*Stated exercise*: Retype every entry word for word.
>> Begin Entries provided
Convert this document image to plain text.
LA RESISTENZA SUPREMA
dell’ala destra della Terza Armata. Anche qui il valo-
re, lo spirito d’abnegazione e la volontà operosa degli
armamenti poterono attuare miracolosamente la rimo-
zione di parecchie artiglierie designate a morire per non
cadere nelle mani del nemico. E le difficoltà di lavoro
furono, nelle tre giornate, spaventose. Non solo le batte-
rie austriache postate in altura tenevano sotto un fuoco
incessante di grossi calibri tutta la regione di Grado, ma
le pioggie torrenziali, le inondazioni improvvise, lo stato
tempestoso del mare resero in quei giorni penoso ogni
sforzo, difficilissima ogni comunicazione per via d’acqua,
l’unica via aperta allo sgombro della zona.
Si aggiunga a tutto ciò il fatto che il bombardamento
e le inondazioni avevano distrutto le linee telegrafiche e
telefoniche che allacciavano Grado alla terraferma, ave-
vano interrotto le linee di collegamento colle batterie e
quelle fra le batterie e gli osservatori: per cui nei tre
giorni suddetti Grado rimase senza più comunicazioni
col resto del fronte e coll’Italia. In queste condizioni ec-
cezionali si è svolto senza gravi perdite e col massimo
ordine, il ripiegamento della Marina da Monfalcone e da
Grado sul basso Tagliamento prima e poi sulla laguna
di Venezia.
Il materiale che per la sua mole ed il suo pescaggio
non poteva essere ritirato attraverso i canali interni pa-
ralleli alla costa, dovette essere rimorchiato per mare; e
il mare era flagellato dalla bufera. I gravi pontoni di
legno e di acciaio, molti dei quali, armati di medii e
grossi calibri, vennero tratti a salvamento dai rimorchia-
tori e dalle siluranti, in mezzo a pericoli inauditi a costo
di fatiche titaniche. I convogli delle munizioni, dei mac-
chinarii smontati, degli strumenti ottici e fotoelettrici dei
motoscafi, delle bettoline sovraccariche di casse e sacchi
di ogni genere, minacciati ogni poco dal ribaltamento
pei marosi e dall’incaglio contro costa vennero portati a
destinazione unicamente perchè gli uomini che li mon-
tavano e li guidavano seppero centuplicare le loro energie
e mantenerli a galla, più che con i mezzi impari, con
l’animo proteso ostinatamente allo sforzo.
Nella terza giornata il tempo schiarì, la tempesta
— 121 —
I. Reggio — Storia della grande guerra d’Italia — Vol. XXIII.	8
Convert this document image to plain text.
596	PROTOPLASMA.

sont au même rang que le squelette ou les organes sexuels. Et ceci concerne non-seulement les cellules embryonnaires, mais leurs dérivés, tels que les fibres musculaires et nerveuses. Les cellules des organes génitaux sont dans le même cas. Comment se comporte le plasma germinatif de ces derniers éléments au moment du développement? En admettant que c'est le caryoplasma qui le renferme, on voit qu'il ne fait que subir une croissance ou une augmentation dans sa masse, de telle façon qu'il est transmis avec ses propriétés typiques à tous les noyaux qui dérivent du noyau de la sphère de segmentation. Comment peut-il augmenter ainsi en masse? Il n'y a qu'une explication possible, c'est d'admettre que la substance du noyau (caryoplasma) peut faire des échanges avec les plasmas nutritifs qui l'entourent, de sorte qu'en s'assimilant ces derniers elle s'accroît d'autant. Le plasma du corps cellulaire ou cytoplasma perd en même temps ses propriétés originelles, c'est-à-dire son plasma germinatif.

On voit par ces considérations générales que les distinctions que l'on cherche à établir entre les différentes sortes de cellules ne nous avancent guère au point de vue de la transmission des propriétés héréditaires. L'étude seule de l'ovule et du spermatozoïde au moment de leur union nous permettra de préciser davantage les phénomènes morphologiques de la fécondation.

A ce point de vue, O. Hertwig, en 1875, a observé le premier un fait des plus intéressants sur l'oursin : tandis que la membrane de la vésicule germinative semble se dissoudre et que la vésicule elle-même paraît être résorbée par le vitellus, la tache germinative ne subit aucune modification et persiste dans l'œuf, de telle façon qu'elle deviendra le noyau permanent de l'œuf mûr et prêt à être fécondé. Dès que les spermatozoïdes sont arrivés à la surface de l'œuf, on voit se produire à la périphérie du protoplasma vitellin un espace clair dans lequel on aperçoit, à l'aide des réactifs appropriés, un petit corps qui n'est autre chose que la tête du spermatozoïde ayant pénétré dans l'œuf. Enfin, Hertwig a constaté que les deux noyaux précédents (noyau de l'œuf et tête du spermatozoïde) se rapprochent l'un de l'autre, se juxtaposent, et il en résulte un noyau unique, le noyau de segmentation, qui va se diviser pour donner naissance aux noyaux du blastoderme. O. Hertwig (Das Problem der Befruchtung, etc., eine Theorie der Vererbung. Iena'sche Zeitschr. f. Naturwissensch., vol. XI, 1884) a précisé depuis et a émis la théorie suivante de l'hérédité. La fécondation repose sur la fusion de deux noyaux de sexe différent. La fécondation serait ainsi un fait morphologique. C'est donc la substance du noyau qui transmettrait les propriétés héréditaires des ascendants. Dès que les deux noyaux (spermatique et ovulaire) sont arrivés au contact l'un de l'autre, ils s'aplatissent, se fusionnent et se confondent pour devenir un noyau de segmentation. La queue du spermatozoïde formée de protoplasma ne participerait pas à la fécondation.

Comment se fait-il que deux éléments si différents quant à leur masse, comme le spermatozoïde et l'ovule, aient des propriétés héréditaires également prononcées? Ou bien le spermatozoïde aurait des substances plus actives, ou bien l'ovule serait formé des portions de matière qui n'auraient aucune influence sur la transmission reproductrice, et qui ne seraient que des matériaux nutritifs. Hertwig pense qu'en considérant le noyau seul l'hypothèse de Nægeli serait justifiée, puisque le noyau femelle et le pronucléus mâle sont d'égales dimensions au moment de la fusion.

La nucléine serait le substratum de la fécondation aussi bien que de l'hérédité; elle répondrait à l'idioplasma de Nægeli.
>> End Entries provided
*Response to the exercise*:
Convert this document image to plain text.
LA RESISTENZA SUPREMA
dell’ala destra della Terza Armata. Anche qui il valo-
re, lo spirito d’abnegazione e la volontà operosa degli
armamenti poterono attuare miracolosamente la rimo-
zione di parecchie artiglierie designate a morire per non
cadere nelle mani del nemico. E le difficoltà di lavoro
furono, nelle tre giornate, spaventose. Non solo le batte-
rie austriache postate in altura tenevano sotto un fuoco
incessante di grossi calibri tutta la regione di Grado, ma
le pioggie torrenziali, le inondazioni improvvise, lo stato
tempestoso del mare resero in quei giorni penoso ogni
sforzo, difficilissima ogni comunicazione per via d’acqua,
l’unica via aperta allo sgombro della zona.
Si aggiunga a tutto ciò il fatto che il bombardamento
e le inondazioni avevano distrutto le linee telegrafiche e
telefoniche che allacciavano Grado alla terraferma, ave-
vano interrotto le linee di collegamento colle batterie e
quelle fra le batterie e gli osservatori: per cui nei tre
giorni suddetti Grado rimase senza più comunicazioni
col resto del fronte e coll’Italia. In queste condizioni ec-
cezionali si è svolto senza gravi perdite e col massimo
ordine, il ripiegamento della Marina da Monfalcone e da
Grado sul basso Tagliamento prima e poi sulla laguna
di Venezia.
Il materiale che per la sua mole ed il suo pescaggio
non poteva essere ritirato attraverso i canali interni pa-
ralleli alla costa, dovette essere rimorchiato per mare; e
il mare era flagellato dalla bufera. I gravi pontoni di
legno e di acciaio, molti dei quali, armati di medii e
grossi calibri, vennero tratti a salvamento dai rimorchia-
tori e dalle siluranti, in mezzo a pericoli inauditi a costo
di fatiche titaniche. I convogli delle munizioni, dei mac-
chinarii smontati, degli strumenti ottici e fotoelettrici dei
motoscafi, delle bettoline sovraccariche di casse e sacchi
di ogni genere, minacciati ogni poco dal ribaltamento
pei marosi e dall’incaglio contro costa vennero portati a
destinazione unicamente perchè gli uomini che li mon-
tavano e li guidavano seppero centuplicare le loro energie
e mantenerli a galla, più che con i mezzi impari, con
l’animo proteso ostinatamente allo sforzo.
Nella terza giornata il tempo schiarì, la tempesta
— 121 —
I. Reggio — Storia della grande guerra d’Italia — Vol. XXIII.	8
Convert this document image to plain text.
596	PROTOPLASMA.

sont au même rang que le squelette ou les organes sexuels. Et ceci concerne non-seulement les cellules embryonnaires, mais leurs dérivés, tels que les fibres musculaires et nerveuses. Les cellules des organes génitaux sont dans le même cas. Comment se comporte le plasma germinatif de ces derniers éléments au moment du développement? En admettant que c'est le caryoplasma qui le renferme, on voit qu'il ne fait que subir une croissance ou une augmentation dans sa masse, de telle façon qu'il est transmis avec ses propriétés typiques à tous les noyaux qui dérivent du noyau de la sphère de segmentation. Comment peut-il augmenter ainsi en masse? Il n'y a qu'une explication possible, c'est d'admettre que la substance du noyau (caryoplasma) peut faire des échanges avec les plasmas nutritifs qui l'entourent, de sorte qu'en s'assimilant ces derniers elle s'accroît d'autant. Le plasma du corps cellulaire ou cytoplasma perd en même temps ses propriétés originelles, c'est-à-dire son plasma germinatif.

On voit par ces considérations générales que les distinctions que l'on cherche à établir entre les différentes sortes de cellules ne nous avancent guère au point de vue de la transmission des propriétés héréditaires. L'étude seule de l'ovule et du spermatozoïde au moment de leur union nous permettra de préciser davantage les phénomènes morphologiques de la fécondation.

A ce point de vue, O. Hertwig, en 1875, a observé le premier un fait des plus intéressants sur l'oursin : tandis que la membrane de la vésicule germinative semble se dissoudre et que la vésicule elle-même paraît être résorbée par le vitellus, la tache germinative ne subit aucune modification et persiste dans l'œuf, de telle façon qu'elle deviendra le noyau permanent de l'œuf mûr et prêt à être fécondé. Dès que les spermatozoïdes sont arrivés à la surface de l'œuf, on voit se produire à la périphérie du protoplasma vitellin un espace clair dans lequel on aperçoit, à l'aide des réactifs appropriés, un petit corps qui n'est autre chose que la tête du spermatozoïde ayant pénétré dans l'œuf. Enfin, Hertwig a constaté que les deux noyaux précédents (noyau de l'œuf et tête du spermatozoïde) se rapprochent l'un de l'autre, se juxtaposent, et il en résulte un noyau unique, le noyau de segmentation, qui va se diviser pour donner naissance aux noyaux du blastoderme. O. Hertwig (Das Problem der Befruchtung, etc., eine Theorie der Vererbung. Iena'sche Zeitschr. f. Naturwissensch., vol. XI, 1884) a précisé depuis et a émis la théorie suivante de l'hérédité. La fécondation repose sur la fusion de deux noyaux de sexe différent. La fécondation serait ainsi un fait morphologique. C'est donc la substance du noyau qui transmettrait les propriétés héréditaires des ascendants. Dès que les deux noyaux (spermatique et ovulaire) sont arrivés au contact l'un de l'autre, ils s'aplatissent, se fusionnent et se confondent pour devenir un noyau de segmentation. La queue du spermatozoïde formée de protoplasma ne participerait pas à la fécondation.

Comment se fait-il que deux éléments si différents quant à leur masse, comme le spermatozoïde et l'ovule, aient des propriétés héréditaires également prononcées? Ou bien le spermatozoïde aurait des substances plus actives, ou bien l'ovule serait formé des portions de matière qui n'auraient aucune influence sur la transmission reproductrice, et qui ne seraient que des matériaux nutritifs. Hertwig pense qu'en considérant le noyau seul l'hypothèse de Nægeli serait justifiée, puisque le noyau femelle et le pronucléus mâle sont d'égales dimensions au moment de la fusion.

La nucléine serait le substratum de la fécondation aussi bien que de l'hérédité; elle répondrait à l'idioplasma de Nægeli.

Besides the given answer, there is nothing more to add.